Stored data
###
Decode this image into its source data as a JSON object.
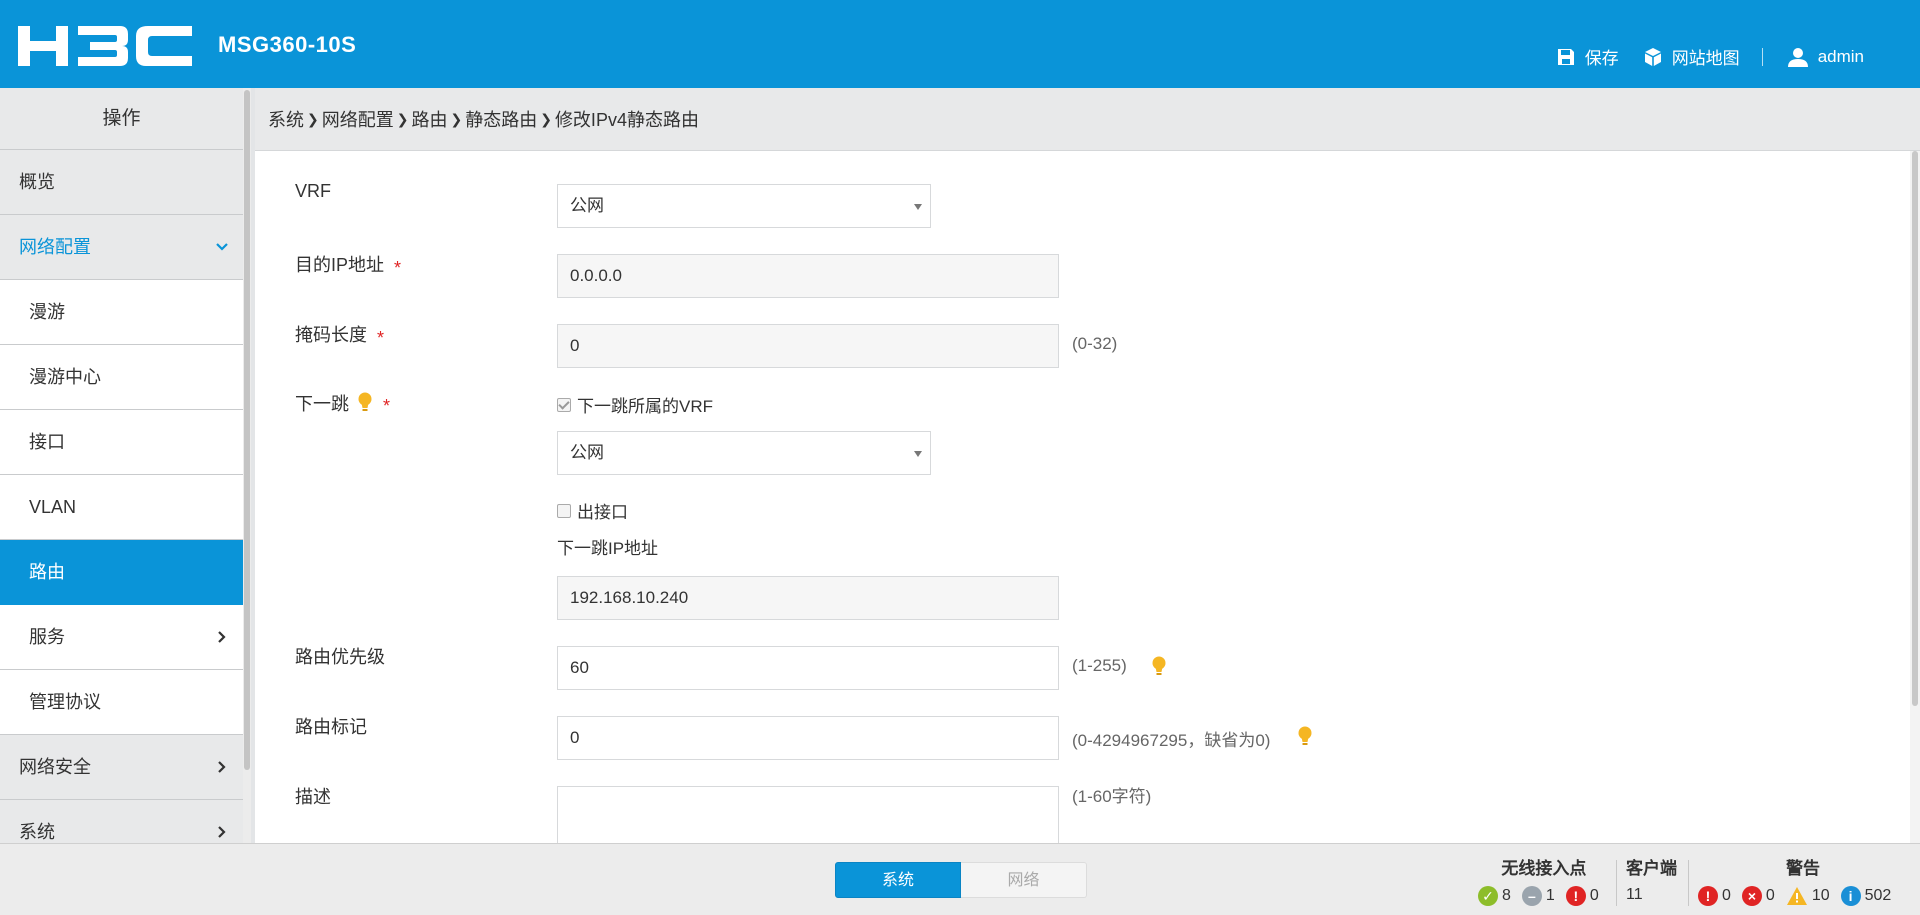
{
  "header": {
    "brand": "H3C",
    "model": "MSG360-10S",
    "save_label": "保存",
    "sitemap_label": "网站地图",
    "user_label": "admin"
  },
  "sidebar": {
    "title": "操作",
    "items": [
      {
        "label": "概览"
      },
      {
        "label": "网络配置"
      },
      {
        "label": "漫游"
      },
      {
        "label": "漫游中心"
      },
      {
        "label": "接口"
      },
      {
        "label": "VLAN"
      },
      {
        "label": "路由"
      },
      {
        "label": "服务"
      },
      {
        "label": "管理协议"
      },
      {
        "label": "网络安全"
      },
      {
        "label": "系统"
      }
    ]
  },
  "breadcrumb": [
    "系统",
    "网络配置",
    "路由",
    "静态路由",
    "修改IPv4静态路由"
  ],
  "form": {
    "vrf": {
      "label": "VRF",
      "value": "公网"
    },
    "dest_ip": {
      "label": "目的IP地址",
      "value": "0.0.0.0"
    },
    "mask_len": {
      "label": "掩码长度",
      "value": "0",
      "hint": "(0-32)"
    },
    "next_hop": {
      "label": "下一跳",
      "vrf_checkbox_label": "下一跳所属的VRF",
      "vrf_value": "公网",
      "out_if_checkbox_label": "出接口",
      "ip_label": "下一跳IP地址",
      "ip_value": "192.168.10.240"
    },
    "priority": {
      "label": "路由优先级",
      "value": "60",
      "hint": "(1-255)"
    },
    "tag": {
      "label": "路由标记",
      "value": "0",
      "hint": "(0-4294967295，缺省为0)"
    },
    "desc": {
      "label": "描述",
      "value": "",
      "hint": "(1-60字符)"
    },
    "required_mark": "*"
  },
  "footer": {
    "tab_system": "系统",
    "tab_network": "网络",
    "ap": {
      "title": "无线接入点",
      "online": "8",
      "offline": "1",
      "fault": "0"
    },
    "clients": {
      "title": "客户端",
      "count": "11"
    },
    "alarms": {
      "title": "警告",
      "critical": "0",
      "major": "0",
      "minor": "10",
      "info": "502"
    }
  },
  "colors": {
    "accent": "#0a94d8",
    "required": "#e02424",
    "bulb": "#f5b623"
  }
}
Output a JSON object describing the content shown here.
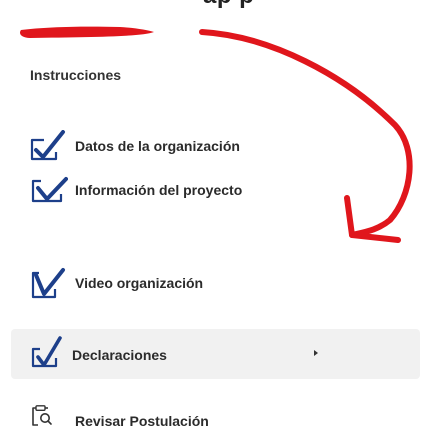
{
  "header": {
    "partial_title": "ap    p"
  },
  "sidebar": {
    "section_title": "Instrucciones",
    "items": [
      {
        "label": "Datos de la organización",
        "icon": "check-box-icon",
        "state": "completed"
      },
      {
        "label": "Información del proyecto",
        "icon": "check-box-icon",
        "state": "completed"
      },
      {
        "label": "Video organización",
        "icon": "check-box-icon",
        "state": "completed"
      },
      {
        "label": "Declaraciones",
        "icon": "check-box-icon",
        "state": "active"
      },
      {
        "label": "Revisar Postulación",
        "icon": "clipboard-search-icon",
        "state": "pending"
      }
    ]
  },
  "colors": {
    "icon_blue": "#1d3f8a",
    "annotation_red": "#e0161c",
    "active_background": "#f1f1f1",
    "text": "#2b2b2b"
  }
}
###
◆ REQUEST:
Take the line containing "Output a JSON" and every line after it up to the end of the data, and write them out exactly, without the pictures.

◆ TASK SOLUTION:
Output a JSON object describing the content shown here.
{
  "header": {
    "partial_title": "ap    p"
  },
  "sidebar": {
    "section_title": "Instrucciones",
    "items": [
      {
        "label": "Datos de la organización",
        "icon": "check-box-icon",
        "state": "completed"
      },
      {
        "label": "Información del proyecto",
        "icon": "check-box-icon",
        "state": "completed"
      },
      {
        "label": "Video organización",
        "icon": "check-box-icon",
        "state": "completed"
      },
      {
        "label": "Declaraciones",
        "icon": "check-box-icon",
        "state": "active"
      },
      {
        "label": "Revisar Postulación",
        "icon": "clipboard-search-icon",
        "state": "pending"
      }
    ]
  },
  "colors": {
    "icon_blue": "#1d3f8a",
    "annotation_red": "#e0161c",
    "active_background": "#f1f1f1",
    "text": "#2b2b2b"
  }
}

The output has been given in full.